* **GIVEN PROBLEM**
Report how many lines hold the word "this"; answer with the number alone.

Dataset rows:
+--

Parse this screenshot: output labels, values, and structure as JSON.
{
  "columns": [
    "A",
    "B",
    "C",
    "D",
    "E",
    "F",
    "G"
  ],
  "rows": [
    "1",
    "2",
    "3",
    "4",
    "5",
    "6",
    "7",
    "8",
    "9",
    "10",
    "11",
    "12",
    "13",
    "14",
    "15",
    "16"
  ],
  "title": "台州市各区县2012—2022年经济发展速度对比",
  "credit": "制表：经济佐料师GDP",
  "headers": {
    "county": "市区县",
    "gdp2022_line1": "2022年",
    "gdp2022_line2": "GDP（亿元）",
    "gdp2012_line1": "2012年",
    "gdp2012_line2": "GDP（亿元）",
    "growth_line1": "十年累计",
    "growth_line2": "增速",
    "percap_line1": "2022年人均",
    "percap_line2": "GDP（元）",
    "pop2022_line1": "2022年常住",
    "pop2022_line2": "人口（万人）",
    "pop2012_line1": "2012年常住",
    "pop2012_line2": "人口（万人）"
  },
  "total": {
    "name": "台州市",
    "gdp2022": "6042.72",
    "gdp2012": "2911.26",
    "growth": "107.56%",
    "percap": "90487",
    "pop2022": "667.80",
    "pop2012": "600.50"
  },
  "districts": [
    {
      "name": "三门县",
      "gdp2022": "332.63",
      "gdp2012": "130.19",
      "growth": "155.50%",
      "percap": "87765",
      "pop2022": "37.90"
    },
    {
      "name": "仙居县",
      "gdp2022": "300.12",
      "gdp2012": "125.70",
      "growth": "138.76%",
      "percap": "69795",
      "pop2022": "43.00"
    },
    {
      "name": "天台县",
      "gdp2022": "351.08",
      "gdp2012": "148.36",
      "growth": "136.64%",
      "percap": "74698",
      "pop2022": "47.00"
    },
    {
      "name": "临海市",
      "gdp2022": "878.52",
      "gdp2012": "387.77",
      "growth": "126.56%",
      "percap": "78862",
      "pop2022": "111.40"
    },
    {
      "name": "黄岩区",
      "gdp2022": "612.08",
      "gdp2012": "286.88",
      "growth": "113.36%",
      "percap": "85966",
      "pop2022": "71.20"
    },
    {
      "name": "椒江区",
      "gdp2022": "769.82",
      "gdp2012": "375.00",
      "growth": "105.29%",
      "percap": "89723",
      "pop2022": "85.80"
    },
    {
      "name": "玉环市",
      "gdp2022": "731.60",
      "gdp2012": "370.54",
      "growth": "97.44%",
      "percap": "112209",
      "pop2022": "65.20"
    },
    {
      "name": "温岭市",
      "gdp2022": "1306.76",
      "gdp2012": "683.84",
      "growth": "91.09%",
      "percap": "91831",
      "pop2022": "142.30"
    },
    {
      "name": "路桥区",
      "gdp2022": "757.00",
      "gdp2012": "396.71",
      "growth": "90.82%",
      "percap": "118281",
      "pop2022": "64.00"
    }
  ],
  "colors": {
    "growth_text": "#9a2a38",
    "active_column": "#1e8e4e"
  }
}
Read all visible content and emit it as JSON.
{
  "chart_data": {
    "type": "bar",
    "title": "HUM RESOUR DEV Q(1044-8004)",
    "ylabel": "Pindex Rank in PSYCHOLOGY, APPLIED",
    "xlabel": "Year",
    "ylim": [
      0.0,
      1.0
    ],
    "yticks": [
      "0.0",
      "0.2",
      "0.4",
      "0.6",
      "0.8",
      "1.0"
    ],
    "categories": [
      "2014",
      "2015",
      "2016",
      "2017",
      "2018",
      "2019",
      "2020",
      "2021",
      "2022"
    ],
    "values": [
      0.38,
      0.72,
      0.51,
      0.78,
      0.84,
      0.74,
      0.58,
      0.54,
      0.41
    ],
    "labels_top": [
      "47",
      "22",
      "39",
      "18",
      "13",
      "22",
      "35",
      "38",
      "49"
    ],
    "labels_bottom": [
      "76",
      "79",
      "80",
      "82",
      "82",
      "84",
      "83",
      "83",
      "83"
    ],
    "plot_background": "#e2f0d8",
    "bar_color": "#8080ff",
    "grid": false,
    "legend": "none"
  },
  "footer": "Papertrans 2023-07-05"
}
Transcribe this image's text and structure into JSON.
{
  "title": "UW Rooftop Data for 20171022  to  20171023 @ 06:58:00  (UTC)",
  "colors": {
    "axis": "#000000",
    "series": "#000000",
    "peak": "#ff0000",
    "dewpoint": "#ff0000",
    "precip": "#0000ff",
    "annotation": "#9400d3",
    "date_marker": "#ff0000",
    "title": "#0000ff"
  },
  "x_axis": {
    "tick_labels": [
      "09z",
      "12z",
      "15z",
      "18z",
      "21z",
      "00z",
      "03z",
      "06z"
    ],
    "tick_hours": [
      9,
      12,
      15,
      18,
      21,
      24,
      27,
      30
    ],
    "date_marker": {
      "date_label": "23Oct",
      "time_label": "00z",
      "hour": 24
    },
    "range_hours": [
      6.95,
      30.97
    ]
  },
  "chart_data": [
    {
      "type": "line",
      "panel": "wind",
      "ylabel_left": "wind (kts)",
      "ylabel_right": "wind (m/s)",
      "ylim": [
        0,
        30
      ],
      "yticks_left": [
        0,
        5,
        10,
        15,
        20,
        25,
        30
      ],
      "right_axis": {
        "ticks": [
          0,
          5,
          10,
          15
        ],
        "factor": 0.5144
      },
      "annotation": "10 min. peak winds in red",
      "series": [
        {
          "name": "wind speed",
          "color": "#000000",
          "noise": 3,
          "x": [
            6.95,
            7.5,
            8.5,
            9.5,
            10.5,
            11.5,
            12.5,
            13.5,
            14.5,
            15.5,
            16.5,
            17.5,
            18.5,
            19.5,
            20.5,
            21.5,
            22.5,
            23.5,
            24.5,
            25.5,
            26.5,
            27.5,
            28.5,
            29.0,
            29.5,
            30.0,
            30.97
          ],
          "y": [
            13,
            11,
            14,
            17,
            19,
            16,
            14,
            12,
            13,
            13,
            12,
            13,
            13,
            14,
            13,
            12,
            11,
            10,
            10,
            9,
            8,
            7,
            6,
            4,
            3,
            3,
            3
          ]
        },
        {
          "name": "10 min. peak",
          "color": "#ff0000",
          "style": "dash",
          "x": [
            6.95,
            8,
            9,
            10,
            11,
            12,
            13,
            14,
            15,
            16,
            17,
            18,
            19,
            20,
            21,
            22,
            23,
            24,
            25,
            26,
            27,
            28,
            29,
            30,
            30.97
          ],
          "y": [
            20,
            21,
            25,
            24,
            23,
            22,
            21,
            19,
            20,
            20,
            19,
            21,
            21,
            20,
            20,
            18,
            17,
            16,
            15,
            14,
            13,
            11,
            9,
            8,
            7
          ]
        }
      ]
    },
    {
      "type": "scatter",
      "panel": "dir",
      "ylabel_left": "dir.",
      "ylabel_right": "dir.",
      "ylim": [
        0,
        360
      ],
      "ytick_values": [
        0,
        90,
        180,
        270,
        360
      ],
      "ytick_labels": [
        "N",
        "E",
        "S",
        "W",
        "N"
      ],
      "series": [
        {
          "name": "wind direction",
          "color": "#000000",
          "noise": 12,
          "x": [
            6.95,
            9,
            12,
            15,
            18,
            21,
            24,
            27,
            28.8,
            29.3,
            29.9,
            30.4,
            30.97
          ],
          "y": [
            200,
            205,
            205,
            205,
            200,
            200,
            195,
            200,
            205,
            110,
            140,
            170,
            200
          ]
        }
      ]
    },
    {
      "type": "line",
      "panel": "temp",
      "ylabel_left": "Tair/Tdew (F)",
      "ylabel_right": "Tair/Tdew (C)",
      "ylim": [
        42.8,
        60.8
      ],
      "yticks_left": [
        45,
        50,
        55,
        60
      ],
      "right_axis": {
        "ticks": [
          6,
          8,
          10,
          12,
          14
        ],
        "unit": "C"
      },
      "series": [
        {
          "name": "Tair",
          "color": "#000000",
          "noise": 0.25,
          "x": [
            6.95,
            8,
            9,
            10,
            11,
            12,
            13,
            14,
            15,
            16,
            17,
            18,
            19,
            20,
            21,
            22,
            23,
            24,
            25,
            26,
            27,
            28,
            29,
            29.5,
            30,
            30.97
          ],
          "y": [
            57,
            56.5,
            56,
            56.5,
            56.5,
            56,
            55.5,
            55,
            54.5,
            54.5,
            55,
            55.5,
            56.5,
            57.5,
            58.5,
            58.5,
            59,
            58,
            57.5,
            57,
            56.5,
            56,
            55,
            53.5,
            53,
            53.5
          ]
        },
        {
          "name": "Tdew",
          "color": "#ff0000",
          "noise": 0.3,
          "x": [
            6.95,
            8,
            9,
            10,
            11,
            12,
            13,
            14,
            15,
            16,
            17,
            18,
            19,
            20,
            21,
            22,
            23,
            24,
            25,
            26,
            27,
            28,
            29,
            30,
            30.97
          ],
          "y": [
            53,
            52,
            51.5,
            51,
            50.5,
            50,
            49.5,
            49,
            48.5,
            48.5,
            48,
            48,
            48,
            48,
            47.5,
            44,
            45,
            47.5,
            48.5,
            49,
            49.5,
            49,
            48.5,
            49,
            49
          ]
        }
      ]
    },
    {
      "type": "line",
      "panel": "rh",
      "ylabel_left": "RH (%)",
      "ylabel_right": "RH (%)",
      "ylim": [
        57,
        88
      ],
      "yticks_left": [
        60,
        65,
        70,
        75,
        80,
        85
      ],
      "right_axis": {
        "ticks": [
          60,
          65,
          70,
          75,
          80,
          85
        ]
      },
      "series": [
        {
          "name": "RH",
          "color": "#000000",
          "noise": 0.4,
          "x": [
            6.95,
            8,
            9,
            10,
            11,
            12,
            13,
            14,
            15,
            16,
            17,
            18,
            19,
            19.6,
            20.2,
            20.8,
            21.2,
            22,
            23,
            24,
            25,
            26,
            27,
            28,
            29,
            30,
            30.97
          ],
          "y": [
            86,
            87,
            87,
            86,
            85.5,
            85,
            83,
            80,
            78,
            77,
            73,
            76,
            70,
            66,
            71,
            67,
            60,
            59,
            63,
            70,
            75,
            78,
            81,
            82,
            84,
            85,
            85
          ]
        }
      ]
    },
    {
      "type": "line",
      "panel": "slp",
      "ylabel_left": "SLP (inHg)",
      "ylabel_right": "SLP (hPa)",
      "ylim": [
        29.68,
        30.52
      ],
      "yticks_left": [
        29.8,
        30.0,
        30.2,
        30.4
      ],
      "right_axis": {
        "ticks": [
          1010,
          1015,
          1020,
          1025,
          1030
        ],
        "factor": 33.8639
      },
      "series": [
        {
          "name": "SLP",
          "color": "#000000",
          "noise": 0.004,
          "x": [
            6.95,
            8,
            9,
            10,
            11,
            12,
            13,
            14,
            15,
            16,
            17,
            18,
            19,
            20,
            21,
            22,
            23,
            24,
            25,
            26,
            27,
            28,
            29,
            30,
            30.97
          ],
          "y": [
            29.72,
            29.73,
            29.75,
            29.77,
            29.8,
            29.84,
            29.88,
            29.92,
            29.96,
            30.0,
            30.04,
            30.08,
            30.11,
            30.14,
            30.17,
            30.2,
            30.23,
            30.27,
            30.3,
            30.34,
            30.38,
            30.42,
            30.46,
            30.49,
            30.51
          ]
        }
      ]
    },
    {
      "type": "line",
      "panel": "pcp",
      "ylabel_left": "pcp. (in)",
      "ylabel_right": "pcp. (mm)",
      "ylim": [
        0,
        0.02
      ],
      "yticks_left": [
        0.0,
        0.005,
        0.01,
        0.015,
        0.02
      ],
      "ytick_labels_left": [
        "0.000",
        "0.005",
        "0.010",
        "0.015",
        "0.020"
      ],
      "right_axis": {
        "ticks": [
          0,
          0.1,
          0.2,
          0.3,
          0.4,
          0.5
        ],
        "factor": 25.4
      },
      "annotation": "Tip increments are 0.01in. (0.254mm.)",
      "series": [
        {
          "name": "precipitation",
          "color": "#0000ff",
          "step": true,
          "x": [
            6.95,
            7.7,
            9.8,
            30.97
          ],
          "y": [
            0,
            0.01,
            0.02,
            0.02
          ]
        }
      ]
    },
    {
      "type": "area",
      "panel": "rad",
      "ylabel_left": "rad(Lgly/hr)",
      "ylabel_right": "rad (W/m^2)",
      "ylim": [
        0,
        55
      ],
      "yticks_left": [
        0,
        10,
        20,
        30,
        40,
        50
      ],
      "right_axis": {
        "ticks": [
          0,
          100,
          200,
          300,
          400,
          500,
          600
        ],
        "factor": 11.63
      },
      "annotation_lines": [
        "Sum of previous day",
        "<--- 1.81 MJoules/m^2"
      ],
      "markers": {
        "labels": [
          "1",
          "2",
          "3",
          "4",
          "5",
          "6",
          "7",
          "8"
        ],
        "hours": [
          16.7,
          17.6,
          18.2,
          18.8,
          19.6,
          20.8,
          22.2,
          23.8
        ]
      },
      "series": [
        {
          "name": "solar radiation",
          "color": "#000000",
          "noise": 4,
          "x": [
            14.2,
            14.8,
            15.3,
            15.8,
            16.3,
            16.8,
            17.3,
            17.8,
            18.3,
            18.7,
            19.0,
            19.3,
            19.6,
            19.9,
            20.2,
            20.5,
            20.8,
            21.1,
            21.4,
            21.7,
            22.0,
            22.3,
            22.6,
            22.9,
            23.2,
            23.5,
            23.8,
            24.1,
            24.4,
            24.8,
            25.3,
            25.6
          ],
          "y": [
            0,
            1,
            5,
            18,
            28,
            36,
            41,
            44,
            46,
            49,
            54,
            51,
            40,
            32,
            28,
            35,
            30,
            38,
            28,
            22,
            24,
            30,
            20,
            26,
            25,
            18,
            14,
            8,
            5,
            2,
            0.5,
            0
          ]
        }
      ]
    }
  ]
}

+--

* **PROBLEM SOLUTION**
2